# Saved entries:
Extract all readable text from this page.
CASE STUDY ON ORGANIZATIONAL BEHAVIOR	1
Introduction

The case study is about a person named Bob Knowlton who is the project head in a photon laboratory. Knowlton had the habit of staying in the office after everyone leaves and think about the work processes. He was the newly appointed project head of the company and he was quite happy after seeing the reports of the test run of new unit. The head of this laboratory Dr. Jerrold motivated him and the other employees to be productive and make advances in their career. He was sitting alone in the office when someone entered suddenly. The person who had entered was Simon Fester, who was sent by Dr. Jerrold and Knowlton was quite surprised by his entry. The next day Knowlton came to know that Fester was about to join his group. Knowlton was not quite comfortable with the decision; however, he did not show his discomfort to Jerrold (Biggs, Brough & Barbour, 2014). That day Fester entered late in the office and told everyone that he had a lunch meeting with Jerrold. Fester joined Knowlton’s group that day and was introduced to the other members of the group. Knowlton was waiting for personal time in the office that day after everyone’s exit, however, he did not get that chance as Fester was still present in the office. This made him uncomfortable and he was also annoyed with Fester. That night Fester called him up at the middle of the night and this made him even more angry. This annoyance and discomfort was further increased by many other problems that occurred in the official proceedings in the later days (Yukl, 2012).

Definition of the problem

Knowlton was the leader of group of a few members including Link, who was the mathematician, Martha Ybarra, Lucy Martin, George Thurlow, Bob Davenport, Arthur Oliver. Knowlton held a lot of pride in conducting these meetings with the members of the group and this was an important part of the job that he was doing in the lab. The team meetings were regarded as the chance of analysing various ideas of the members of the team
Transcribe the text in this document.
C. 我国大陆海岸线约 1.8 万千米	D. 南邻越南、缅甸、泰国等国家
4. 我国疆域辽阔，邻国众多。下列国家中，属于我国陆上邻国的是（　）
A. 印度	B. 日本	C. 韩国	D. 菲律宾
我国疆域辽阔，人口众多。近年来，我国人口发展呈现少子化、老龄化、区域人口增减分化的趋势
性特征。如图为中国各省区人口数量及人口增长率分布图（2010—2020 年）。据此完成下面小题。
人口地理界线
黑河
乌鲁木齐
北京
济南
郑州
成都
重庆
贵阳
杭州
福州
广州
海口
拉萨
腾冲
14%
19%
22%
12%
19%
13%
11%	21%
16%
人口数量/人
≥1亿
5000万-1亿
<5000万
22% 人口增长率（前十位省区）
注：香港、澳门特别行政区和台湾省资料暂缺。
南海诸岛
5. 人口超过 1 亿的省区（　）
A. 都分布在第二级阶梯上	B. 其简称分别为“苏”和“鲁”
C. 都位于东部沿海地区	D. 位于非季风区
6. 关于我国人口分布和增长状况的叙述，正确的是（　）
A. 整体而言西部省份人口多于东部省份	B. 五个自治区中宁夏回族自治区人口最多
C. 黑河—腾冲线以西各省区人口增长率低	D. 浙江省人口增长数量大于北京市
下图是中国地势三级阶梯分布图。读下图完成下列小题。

# To do:
Collect the lines that hold "我国疆域辽阔".

# The solution:
4. 我国疆域辽阔，邻国众多。下列国家中，属于我国陆上邻国的是（　）
我国疆域辽阔，人口众多。近年来，我国人口发展呈现少子化、老龄化、区域人口增减分化的趋势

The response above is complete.